* Goal of the exercise
Records follow. Copy every line with "right".

↓↓↓

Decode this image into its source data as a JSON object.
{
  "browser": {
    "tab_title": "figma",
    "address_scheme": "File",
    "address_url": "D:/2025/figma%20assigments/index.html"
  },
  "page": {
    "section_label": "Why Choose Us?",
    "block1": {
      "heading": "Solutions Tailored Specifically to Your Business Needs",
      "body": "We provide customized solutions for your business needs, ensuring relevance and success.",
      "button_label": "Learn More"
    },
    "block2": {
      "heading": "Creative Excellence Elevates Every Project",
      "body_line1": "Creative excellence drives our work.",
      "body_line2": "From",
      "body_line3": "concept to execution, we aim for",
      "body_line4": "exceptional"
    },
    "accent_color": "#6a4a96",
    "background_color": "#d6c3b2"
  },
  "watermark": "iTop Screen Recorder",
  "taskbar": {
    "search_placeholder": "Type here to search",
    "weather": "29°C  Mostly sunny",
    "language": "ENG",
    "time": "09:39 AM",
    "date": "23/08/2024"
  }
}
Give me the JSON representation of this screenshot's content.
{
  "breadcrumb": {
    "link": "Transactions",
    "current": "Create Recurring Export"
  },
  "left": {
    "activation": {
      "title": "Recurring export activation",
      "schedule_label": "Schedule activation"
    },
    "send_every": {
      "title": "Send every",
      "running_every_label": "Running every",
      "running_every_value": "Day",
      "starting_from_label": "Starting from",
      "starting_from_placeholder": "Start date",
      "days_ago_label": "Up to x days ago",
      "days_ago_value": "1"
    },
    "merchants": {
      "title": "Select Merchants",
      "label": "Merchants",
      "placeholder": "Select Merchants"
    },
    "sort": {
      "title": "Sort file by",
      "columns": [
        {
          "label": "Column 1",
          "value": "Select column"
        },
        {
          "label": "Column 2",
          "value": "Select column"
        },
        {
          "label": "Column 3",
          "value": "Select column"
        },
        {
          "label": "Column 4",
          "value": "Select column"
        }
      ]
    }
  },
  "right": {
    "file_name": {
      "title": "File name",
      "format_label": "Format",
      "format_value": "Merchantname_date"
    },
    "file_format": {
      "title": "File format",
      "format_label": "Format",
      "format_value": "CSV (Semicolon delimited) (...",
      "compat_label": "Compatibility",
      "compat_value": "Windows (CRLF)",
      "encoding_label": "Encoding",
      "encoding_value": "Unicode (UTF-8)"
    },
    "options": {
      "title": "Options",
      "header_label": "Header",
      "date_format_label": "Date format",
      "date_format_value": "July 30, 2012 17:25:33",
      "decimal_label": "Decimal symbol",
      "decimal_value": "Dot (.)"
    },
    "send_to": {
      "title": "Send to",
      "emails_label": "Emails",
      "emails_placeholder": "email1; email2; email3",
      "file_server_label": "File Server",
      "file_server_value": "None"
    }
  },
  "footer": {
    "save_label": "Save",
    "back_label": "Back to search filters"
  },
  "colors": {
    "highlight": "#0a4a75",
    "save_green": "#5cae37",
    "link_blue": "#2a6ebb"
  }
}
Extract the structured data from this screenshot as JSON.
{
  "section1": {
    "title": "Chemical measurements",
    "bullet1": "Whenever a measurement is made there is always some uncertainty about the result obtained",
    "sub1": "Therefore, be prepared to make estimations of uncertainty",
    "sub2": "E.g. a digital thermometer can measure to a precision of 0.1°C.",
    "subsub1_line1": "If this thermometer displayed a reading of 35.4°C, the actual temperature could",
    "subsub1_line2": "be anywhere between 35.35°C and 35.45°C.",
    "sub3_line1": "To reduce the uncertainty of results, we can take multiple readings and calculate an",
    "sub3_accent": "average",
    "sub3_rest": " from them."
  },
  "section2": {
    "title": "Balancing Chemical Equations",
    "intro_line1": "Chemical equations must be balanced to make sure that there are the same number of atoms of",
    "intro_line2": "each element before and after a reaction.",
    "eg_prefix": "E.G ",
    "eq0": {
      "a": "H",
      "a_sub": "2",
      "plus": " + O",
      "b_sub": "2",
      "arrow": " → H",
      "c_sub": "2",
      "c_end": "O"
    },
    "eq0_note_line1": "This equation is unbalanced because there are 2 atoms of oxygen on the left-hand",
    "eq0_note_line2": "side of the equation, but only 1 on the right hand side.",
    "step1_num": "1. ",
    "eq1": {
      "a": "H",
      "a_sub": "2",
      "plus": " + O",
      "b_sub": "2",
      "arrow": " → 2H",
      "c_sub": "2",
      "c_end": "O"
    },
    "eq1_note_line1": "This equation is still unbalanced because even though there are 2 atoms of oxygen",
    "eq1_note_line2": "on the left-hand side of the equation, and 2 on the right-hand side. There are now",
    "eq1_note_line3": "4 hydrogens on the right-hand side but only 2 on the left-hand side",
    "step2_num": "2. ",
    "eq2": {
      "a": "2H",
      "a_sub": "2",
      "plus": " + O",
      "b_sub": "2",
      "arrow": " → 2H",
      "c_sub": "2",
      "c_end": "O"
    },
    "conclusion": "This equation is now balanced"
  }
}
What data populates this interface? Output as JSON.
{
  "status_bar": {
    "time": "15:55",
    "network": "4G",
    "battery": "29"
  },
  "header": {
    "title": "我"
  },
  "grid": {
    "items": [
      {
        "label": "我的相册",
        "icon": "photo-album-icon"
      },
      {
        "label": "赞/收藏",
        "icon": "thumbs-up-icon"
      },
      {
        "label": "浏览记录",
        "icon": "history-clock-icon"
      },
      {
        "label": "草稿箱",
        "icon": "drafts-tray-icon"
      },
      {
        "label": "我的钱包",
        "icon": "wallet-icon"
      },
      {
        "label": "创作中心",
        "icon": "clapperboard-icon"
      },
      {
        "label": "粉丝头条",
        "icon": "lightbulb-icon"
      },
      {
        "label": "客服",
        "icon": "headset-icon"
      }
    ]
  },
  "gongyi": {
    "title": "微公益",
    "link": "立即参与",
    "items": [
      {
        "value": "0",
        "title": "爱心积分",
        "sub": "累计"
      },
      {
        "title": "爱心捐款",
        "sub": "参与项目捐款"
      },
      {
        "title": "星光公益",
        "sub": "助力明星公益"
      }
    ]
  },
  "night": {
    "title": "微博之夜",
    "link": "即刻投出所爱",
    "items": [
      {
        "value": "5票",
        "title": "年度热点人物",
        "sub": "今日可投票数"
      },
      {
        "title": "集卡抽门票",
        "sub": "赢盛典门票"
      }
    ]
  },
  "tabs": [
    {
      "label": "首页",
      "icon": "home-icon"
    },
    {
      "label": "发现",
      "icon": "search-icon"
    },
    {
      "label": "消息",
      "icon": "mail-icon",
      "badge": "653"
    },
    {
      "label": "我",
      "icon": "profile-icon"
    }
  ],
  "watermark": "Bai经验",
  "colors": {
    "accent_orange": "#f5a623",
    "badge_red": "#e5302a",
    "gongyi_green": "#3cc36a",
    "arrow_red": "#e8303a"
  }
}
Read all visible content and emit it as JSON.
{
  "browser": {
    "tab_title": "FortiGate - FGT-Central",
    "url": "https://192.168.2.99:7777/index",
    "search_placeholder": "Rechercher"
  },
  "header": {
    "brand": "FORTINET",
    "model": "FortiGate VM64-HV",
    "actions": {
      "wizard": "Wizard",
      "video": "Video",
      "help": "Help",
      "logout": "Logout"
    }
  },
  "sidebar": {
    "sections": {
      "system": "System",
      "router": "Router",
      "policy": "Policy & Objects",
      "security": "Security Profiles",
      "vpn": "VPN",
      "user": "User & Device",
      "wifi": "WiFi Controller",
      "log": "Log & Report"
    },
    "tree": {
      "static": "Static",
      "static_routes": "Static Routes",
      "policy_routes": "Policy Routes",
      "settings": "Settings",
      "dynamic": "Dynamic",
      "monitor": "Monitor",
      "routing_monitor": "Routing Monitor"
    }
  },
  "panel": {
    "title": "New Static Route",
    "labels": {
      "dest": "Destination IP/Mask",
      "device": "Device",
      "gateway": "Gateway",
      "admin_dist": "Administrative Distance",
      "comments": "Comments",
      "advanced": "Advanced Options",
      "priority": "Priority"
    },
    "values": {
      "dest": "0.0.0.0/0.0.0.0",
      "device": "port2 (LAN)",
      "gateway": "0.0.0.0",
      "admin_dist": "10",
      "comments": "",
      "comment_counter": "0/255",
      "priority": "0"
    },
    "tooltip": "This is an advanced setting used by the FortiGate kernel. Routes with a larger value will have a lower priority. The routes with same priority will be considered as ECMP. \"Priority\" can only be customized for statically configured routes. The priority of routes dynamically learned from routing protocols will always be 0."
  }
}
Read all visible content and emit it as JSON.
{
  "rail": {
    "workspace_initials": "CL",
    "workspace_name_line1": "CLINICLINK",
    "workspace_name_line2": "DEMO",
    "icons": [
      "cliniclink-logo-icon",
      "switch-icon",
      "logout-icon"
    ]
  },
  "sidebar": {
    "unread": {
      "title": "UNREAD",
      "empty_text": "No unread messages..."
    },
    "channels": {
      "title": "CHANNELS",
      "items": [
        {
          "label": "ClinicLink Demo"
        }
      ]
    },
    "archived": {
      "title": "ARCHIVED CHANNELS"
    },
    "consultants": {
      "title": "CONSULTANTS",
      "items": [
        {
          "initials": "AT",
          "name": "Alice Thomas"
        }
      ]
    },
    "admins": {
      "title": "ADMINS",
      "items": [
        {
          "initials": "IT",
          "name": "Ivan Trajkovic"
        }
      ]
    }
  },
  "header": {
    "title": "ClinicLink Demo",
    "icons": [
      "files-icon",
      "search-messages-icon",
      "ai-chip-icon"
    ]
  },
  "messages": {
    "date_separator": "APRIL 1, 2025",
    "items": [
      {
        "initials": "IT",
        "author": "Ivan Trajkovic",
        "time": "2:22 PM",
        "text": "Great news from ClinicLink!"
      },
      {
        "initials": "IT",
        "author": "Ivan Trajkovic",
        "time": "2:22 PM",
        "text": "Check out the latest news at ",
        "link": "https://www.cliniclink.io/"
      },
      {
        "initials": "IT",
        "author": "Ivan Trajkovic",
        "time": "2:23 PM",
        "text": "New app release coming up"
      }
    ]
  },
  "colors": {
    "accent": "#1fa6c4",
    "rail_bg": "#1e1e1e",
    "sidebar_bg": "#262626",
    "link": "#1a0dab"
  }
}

↑↑↑

* Result of the exercise
  "right": {
    "eq0_note_line2": "side of the equation, but only 1 on the right hand side.",
    "eq1_note_line2": "on the left-hand side of the equation, and 2 on the right-hand side. There are now",
    "eq1_note_line3": "4 hydrogens on the right-hand side but only 2 on the left-hand side",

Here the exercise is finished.